◆ **Given request**
The data below must be copied in full and without any change.

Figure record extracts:
════

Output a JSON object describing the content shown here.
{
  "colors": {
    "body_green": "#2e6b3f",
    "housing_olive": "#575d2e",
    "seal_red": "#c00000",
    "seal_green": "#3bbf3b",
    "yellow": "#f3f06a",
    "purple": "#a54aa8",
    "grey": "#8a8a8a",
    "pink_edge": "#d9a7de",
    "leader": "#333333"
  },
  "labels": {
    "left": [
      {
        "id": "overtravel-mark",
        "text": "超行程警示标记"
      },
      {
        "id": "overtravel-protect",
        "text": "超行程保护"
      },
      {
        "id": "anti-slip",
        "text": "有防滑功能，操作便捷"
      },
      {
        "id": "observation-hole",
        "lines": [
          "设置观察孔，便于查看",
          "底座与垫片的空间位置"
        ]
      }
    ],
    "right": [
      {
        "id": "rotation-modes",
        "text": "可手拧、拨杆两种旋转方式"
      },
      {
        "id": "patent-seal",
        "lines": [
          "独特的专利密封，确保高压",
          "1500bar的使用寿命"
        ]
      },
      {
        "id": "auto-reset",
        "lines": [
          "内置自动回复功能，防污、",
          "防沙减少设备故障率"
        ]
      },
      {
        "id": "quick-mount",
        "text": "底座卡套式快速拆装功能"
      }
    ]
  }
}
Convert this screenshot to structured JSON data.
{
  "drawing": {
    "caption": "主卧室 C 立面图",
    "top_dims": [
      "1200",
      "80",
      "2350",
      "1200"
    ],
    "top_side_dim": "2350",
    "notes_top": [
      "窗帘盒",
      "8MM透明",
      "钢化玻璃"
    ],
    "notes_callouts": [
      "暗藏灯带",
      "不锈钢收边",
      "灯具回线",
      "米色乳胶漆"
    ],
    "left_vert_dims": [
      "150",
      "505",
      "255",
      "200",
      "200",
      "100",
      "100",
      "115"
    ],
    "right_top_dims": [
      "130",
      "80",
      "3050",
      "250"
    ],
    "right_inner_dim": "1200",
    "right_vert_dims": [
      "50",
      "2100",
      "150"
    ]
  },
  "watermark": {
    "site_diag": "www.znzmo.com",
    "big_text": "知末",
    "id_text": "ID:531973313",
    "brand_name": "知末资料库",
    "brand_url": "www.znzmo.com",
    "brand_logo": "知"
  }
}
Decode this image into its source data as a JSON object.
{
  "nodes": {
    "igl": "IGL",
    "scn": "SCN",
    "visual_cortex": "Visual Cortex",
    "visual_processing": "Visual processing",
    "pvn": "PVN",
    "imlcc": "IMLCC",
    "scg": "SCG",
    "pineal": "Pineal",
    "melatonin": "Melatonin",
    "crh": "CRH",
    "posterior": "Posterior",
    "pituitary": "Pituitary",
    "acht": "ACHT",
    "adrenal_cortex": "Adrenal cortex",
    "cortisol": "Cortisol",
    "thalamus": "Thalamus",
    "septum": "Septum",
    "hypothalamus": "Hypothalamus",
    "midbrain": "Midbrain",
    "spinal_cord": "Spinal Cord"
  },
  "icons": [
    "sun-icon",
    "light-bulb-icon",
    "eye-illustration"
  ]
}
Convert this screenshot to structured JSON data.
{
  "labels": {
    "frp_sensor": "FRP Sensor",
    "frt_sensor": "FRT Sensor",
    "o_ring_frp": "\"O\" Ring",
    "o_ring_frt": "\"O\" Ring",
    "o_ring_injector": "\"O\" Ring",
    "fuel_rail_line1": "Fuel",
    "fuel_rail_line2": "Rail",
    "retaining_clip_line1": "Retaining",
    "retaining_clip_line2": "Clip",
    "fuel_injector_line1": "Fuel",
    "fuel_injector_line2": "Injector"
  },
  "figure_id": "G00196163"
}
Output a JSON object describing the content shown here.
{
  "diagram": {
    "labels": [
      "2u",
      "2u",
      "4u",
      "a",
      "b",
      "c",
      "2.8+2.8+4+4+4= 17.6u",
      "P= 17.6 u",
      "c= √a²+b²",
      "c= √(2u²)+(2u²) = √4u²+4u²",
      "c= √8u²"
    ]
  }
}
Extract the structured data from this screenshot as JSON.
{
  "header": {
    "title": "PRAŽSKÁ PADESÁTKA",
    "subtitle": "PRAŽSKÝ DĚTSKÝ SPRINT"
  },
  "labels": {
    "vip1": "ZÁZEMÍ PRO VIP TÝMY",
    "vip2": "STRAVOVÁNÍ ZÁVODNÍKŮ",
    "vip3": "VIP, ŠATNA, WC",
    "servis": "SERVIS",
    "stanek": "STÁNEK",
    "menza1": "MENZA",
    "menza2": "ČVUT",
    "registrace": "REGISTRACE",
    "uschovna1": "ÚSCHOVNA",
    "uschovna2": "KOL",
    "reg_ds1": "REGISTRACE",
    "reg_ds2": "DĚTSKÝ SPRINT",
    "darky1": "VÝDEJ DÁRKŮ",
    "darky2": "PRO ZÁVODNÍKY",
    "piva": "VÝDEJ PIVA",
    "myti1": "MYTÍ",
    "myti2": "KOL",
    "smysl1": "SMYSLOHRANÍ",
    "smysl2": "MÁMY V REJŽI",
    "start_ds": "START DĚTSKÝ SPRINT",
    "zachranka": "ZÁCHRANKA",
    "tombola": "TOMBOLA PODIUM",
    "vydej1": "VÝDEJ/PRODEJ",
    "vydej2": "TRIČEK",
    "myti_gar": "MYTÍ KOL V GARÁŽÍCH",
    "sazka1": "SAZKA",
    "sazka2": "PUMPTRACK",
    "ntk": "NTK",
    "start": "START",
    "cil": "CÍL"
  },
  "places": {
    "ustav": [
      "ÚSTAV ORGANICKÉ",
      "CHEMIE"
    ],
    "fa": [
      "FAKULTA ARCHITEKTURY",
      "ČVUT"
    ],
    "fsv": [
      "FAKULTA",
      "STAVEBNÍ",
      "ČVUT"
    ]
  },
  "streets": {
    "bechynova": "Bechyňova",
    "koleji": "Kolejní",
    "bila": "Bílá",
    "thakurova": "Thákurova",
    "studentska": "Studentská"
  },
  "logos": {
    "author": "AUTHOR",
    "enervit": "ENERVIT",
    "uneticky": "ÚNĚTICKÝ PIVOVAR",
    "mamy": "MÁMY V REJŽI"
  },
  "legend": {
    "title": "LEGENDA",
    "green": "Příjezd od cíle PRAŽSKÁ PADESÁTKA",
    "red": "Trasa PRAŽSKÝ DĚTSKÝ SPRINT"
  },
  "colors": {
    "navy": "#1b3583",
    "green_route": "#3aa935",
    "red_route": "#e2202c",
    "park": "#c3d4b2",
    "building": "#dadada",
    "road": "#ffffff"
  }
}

════

◆ **Exercise answer**
Output a JSON object describing the content shown here.
{
  "colors": {
    "body_green": "#2e6b3f",
    "housing_olive": "#575d2e",
    "seal_red": "#c00000",
    "seal_green": "#3bbf3b",
    "yellow": "#f3f06a",
    "purple": "#a54aa8",
    "grey": "#8a8a8a",
    "pink_edge": "#d9a7de",
    "leader": "#333333"
  },
  "labels": {
    "left": [
      {
        "id": "overtravel-mark",
        "text": "超行程警示标记"
      },
      {
        "id": "overtravel-protect",
        "text": "超行程保护"
      },
      {
        "id": "anti-slip",
        "text": "有防滑功能，操作便捷"
      },
      {
        "id": "observation-hole",
        "lines": [
          "设置观察孔，便于查看",
          "底座与垫片的空间位置"
        ]
      }
    ],
    "right": [
      {
        "id": "rotation-modes",
        "text": "可手拧、拨杆两种旋转方式"
      },
      {
        "id": "patent-seal",
        "lines": [
          "独特的专利密封，确保高压",
          "1500bar的使用寿命"
        ]
      },
      {
        "id": "auto-reset",
        "lines": [
          "内置自动回复功能，防污、",
          "防沙减少设备故障率"
        ]
      },
      {
        "id": "quick-mount",
        "text": "底座卡套式快速拆装功能"
      }
    ]
  }
}
Convert this screenshot to structured JSON data.
{
  "drawing": {
    "caption": "主卧室 C 立面图",
    "top_dims": [
      "1200",
      "80",
      "2350",
      "1200"
    ],
    "top_side_dim": "2350",
    "notes_top": [
      "窗帘盒",
      "8MM透明",
      "钢化玻璃"
    ],
    "notes_callouts": [
      "暗藏灯带",
      "不锈钢收边",
      "灯具回线",
      "米色乳胶漆"
    ],
    "left_vert_dims": [
      "150",
      "505",
      "255",
      "200",
      "200",
      "100",
      "100",
      "115"
    ],
    "right_top_dims": [
      "130",
      "80",
      "3050",
      "250"
    ],
    "right_inner_dim": "1200",
    "right_vert_dims": [
      "50",
      "2100",
      "150"
    ]
  },
  "watermark": {
    "site_diag": "www.znzmo.com",
    "big_text": "知末",
    "id_text": "ID:531973313",
    "brand_name": "知末资料库",
    "brand_url": "www.znzmo.com",
    "brand_logo": "知"
  }
}
Decode this image into its source data as a JSON object.
{
  "nodes": {
    "igl": "IGL",
    "scn": "SCN",
    "visual_cortex": "Visual Cortex",
    "visual_processing": "Visual processing",
    "pvn": "PVN",
    "imlcc": "IMLCC",
    "scg": "SCG",
    "pineal": "Pineal",
    "melatonin": "Melatonin",
    "crh": "CRH",
    "posterior": "Posterior",
    "pituitary": "Pituitary",
    "acht": "ACHT",
    "adrenal_cortex": "Adrenal cortex",
    "cortisol": "Cortisol",
    "thalamus": "Thalamus",
    "septum": "Septum",
    "hypothalamus": "Hypothalamus",
    "midbrain": "Midbrain",
    "spinal_cord": "Spinal Cord"
  },
  "icons": [
    "sun-icon",
    "light-bulb-icon",
    "eye-illustration"
  ]
}
Convert this screenshot to structured JSON data.
{
  "labels": {
    "frp_sensor": "FRP Sensor",
    "frt_sensor": "FRT Sensor",
    "o_ring_frp": "\"O\" Ring",
    "o_ring_frt": "\"O\" Ring",
    "o_ring_injector": "\"O\" Ring",
    "fuel_rail_line1": "Fuel",
    "fuel_rail_line2": "Rail",
    "retaining_clip_line1": "Retaining",
    "retaining_clip_line2": "Clip",
    "fuel_injector_line1": "Fuel",
    "fuel_injector_line2": "Injector"
  },
  "figure_id": "G00196163"
}
Output a JSON object describing the content shown here.
{
  "diagram": {
    "labels": [
      "2u",
      "2u",
      "4u",
      "a",
      "b",
      "c",
      "2.8+2.8+4+4+4= 17.6u",
      "P= 17.6 u",
      "c= √a²+b²",
      "c= √(2u²)+(2u²) = √4u²+4u²",
      "c= √8u²"
    ]
  }
}
Extract the structured data from this screenshot as JSON.
{
  "header": {
    "title": "PRAŽSKÁ PADESÁTKA",
    "subtitle": "PRAŽSKÝ DĚTSKÝ SPRINT"
  },
  "labels": {
    "vip1": "ZÁZEMÍ PRO VIP TÝMY",
    "vip2": "STRAVOVÁNÍ ZÁVODNÍKŮ",
    "vip3": "VIP, ŠATNA, WC",
    "servis": "SERVIS",
    "stanek": "STÁNEK",
    "menza1": "MENZA",
    "menza2": "ČVUT",
    "registrace": "REGISTRACE",
    "uschovna1": "ÚSCHOVNA",
    "uschovna2": "KOL",
    "reg_ds1": "REGISTRACE",
    "reg_ds2": "DĚTSKÝ SPRINT",
    "darky1": "VÝDEJ DÁRKŮ",
    "darky2": "PRO ZÁVODNÍKY",
    "piva": "VÝDEJ PIVA",
    "myti1": "MYTÍ",
    "myti2": "KOL",
    "smysl1": "SMYSLOHRANÍ",
    "smysl2": "MÁMY V REJŽI",
    "start_ds": "START DĚTSKÝ SPRINT",
    "zachranka": "ZÁCHRANKA",
    "tombola": "TOMBOLA PODIUM",
    "vydej1": "VÝDEJ/PRODEJ",
    "vydej2": "TRIČEK",
    "myti_gar": "MYTÍ KOL V GARÁŽÍCH",
    "sazka1": "SAZKA",
    "sazka2": "PUMPTRACK",
    "ntk": "NTK",
    "start": "START",
    "cil": "CÍL"
  },
  "places": {
    "ustav": [
      "ÚSTAV ORGANICKÉ",
      "CHEMIE"
    ],
    "fa": [
      "FAKULTA ARCHITEKTURY",
      "ČVUT"
    ],
    "fsv": [
      "FAKULTA",
      "STAVEBNÍ",
      "ČVUT"
    ]
  },
  "streets": {
    "bechynova": "Bechyňova",
    "koleji": "Kolejní",
    "bila": "Bílá",
    "thakurova": "Thákurova",
    "studentska": "Studentská"
  },
  "logos": {
    "author": "AUTHOR",
    "enervit": "ENERVIT",
    "uneticky": "ÚNĚTICKÝ PIVOVAR",
    "mamy": "MÁMY V REJŽI"
  },
  "legend": {
    "title": "LEGENDA",
    "green": "Příjezd od cíle PRAŽSKÁ PADESÁTKA",
    "red": "Trasa PRAŽSKÝ DĚTSKÝ SPRINT"
  },
  "colors": {
    "navy": "#1b3583",
    "green_route": "#3aa935",
    "red_route": "#e2202c",
    "park": "#c3d4b2",
    "building": "#dadada",
    "road": "#ffffff"
  }
}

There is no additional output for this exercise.